# [Task goal]
Lay out as a JSON list of strings, one string per line, the lines starting with the line that contains "wire-color-text: (P) xyxy=(54,374,84,400)" and going on through the line that contains "condition xyxy=(636,1722,1067,1822)", including both of those lines and leaving out any blank lines.

# [Listed records]

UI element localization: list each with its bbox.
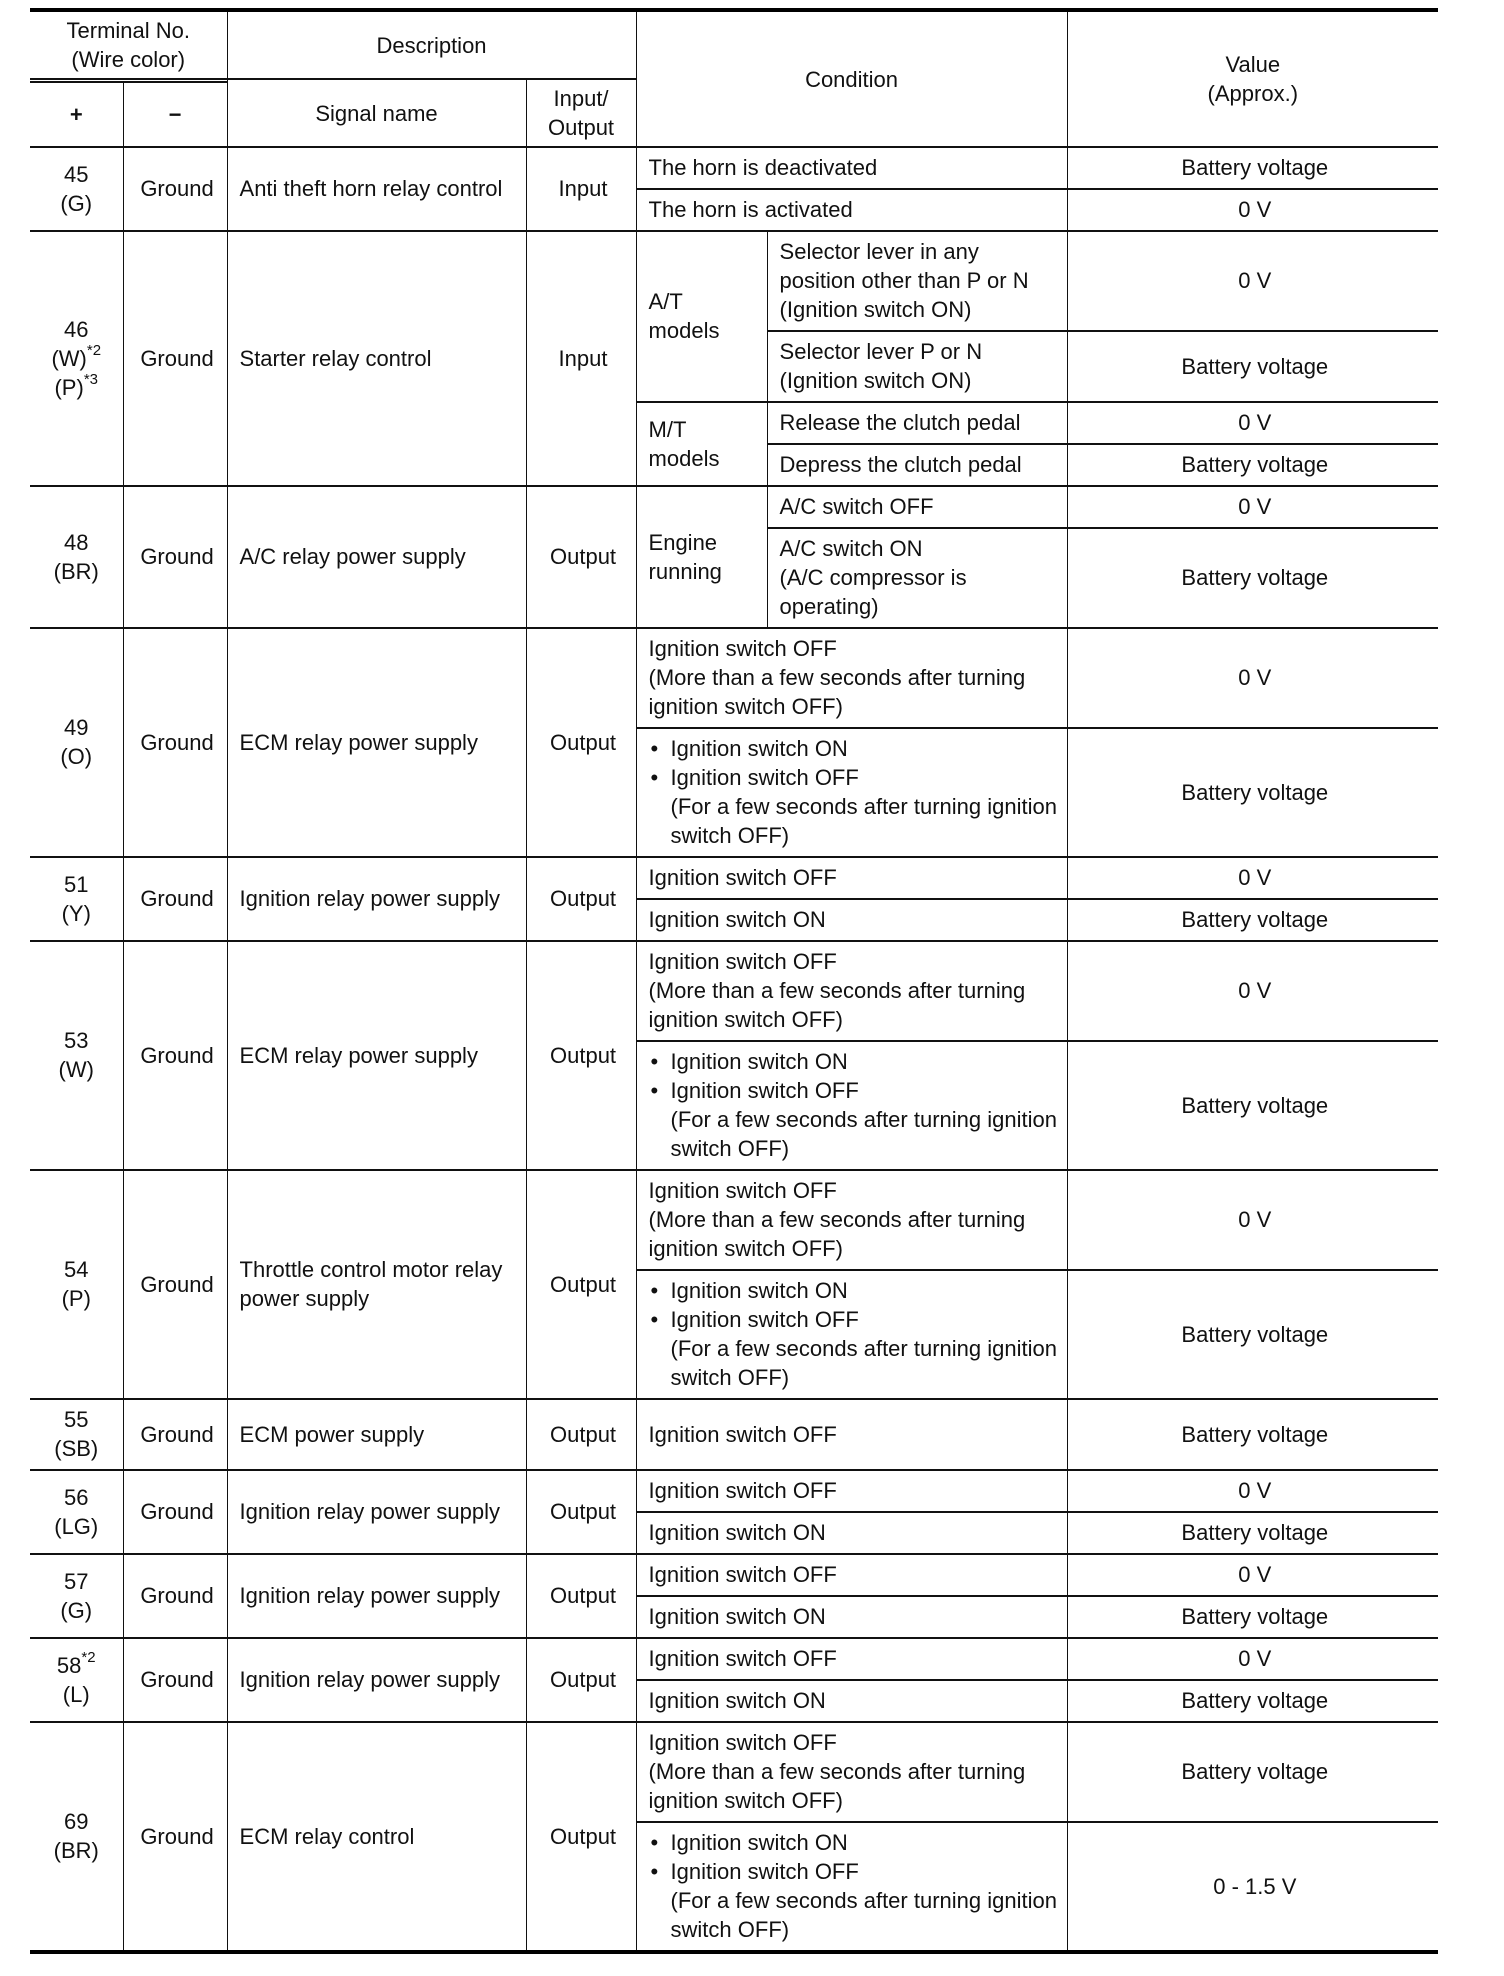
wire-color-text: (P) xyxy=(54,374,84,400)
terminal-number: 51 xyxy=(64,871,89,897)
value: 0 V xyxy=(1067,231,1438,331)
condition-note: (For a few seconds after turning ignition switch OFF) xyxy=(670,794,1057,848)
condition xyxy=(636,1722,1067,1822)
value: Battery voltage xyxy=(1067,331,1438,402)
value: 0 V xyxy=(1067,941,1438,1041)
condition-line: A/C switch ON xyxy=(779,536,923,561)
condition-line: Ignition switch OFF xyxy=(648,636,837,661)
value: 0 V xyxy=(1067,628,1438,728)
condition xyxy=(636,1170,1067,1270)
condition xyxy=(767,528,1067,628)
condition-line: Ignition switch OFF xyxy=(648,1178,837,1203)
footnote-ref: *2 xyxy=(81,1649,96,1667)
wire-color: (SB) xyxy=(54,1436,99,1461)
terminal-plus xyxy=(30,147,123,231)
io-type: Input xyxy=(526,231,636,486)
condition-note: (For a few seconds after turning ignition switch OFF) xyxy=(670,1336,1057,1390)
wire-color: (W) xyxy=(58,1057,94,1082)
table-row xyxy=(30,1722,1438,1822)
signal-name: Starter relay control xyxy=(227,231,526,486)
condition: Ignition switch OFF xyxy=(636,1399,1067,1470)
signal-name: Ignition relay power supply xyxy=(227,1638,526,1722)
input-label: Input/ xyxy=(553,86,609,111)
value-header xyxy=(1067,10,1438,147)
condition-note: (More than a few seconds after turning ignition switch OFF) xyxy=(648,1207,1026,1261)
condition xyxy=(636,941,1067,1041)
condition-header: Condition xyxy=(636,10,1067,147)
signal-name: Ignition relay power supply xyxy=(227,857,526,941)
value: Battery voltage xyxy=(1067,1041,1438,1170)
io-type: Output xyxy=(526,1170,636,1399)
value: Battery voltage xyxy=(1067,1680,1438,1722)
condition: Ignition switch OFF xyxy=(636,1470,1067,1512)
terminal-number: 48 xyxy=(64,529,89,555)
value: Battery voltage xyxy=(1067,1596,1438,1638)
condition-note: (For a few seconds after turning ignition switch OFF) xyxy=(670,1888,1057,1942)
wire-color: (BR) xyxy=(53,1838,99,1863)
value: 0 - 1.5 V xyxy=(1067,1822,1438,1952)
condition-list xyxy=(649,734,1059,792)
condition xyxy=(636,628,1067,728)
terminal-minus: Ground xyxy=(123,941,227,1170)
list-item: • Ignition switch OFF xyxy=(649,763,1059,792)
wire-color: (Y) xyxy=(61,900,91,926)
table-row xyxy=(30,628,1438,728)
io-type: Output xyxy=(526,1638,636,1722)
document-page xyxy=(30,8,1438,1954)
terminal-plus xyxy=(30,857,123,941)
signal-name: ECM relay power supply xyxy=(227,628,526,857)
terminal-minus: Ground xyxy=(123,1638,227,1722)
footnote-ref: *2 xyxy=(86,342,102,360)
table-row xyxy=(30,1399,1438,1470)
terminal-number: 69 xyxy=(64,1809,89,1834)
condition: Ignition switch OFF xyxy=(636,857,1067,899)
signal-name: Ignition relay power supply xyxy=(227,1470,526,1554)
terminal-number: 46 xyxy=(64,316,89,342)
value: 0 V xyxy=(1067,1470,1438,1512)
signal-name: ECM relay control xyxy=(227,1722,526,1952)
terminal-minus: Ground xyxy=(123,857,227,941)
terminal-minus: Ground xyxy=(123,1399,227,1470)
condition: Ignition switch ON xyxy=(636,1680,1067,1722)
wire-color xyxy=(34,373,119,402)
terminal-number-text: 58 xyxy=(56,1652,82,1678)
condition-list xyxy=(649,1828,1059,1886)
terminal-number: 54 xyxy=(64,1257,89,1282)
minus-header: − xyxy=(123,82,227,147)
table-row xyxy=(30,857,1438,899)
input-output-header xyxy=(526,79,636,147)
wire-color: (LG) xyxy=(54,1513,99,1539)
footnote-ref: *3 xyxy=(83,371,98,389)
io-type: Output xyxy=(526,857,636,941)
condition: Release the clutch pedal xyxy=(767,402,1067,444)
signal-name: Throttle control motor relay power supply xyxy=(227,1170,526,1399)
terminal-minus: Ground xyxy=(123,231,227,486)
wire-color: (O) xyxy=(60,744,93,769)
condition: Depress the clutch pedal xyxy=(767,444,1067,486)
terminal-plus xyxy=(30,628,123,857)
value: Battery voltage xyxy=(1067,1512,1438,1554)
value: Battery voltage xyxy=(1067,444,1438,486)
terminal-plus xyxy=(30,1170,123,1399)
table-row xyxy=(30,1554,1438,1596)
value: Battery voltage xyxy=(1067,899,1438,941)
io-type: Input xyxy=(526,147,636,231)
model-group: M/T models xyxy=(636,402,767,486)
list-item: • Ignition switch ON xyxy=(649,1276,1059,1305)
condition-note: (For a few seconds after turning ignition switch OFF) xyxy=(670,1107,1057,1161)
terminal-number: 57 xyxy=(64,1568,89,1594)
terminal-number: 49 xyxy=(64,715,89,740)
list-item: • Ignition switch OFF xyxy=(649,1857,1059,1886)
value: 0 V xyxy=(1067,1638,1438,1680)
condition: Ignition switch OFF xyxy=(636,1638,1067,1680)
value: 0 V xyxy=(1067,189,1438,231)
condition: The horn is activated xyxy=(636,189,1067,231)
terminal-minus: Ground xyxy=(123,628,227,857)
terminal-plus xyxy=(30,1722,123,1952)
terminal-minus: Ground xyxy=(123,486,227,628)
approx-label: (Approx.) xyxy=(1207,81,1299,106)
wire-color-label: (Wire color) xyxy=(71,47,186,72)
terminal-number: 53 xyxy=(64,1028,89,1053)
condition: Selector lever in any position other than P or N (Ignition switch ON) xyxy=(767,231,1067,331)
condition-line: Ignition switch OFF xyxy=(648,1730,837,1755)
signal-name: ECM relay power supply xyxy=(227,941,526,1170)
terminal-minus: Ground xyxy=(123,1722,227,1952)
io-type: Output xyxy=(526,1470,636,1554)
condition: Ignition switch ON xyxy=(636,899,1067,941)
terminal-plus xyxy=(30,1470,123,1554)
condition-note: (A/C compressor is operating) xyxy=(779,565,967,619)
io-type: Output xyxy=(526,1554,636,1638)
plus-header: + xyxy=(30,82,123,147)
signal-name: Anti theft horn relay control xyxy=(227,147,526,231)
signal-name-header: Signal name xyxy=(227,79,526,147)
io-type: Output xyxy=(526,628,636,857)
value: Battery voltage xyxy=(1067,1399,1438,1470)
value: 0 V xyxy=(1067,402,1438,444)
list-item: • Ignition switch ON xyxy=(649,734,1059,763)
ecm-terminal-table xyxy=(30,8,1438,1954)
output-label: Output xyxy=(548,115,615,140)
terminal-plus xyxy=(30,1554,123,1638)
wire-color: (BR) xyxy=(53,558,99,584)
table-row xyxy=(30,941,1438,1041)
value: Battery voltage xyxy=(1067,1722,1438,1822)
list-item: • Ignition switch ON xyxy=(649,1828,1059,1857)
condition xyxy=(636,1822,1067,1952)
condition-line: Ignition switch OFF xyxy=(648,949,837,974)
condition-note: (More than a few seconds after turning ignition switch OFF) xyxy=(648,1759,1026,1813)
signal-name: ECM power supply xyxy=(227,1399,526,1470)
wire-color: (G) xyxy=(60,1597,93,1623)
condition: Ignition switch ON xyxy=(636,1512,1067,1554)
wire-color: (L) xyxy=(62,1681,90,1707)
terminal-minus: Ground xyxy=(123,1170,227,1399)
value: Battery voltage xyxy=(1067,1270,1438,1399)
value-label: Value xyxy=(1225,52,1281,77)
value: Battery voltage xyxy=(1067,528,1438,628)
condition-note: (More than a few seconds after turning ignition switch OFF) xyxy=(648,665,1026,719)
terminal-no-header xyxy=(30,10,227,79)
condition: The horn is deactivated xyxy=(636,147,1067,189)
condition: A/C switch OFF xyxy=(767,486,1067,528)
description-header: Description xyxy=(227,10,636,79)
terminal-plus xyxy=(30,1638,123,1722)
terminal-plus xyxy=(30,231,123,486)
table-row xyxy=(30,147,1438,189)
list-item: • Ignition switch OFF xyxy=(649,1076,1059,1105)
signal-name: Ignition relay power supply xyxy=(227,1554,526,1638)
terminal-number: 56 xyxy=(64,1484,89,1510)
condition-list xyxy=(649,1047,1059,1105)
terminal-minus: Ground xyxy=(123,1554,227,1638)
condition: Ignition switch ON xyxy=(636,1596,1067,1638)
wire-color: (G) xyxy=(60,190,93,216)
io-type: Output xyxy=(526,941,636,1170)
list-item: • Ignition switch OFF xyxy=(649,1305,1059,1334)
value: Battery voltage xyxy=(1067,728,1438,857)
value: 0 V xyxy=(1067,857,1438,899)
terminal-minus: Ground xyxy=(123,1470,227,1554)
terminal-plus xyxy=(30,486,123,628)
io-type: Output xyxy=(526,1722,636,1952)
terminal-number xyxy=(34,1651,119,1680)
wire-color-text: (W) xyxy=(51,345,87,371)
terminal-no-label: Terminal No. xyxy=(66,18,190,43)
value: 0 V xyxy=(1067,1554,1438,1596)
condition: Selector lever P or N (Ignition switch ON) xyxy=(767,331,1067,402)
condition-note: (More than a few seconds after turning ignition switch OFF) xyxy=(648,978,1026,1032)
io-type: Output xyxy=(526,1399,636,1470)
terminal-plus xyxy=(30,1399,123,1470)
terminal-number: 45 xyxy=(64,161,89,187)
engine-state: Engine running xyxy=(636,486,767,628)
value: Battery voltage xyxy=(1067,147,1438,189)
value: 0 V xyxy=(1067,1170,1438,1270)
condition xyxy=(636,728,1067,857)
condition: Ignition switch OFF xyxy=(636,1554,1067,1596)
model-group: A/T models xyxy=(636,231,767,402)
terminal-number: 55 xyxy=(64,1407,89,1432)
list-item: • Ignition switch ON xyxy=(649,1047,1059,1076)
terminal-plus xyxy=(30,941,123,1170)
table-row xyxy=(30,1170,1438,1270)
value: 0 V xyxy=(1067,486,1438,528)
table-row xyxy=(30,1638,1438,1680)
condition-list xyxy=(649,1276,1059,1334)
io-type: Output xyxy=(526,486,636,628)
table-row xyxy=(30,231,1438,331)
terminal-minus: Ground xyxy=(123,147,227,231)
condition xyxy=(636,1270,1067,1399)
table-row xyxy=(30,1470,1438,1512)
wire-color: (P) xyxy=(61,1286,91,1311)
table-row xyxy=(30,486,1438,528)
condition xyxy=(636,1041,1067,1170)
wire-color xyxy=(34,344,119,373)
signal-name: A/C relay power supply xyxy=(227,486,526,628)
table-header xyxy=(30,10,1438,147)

# [Result of the exercise]
[
  "wire-color-text: (P) xyxy=(54,374,84,400)",
  "terminal-number: 51 xyxy=(64,871,89,897)",
  "value: 0 V xyxy=(1067,231,1438,331)",
  "condition-note: (For a few seconds after turning ignition switch OFF) xyxy=(670,794,1057,848)",
  "condition xyxy=(636,1722,1067,1822)"
]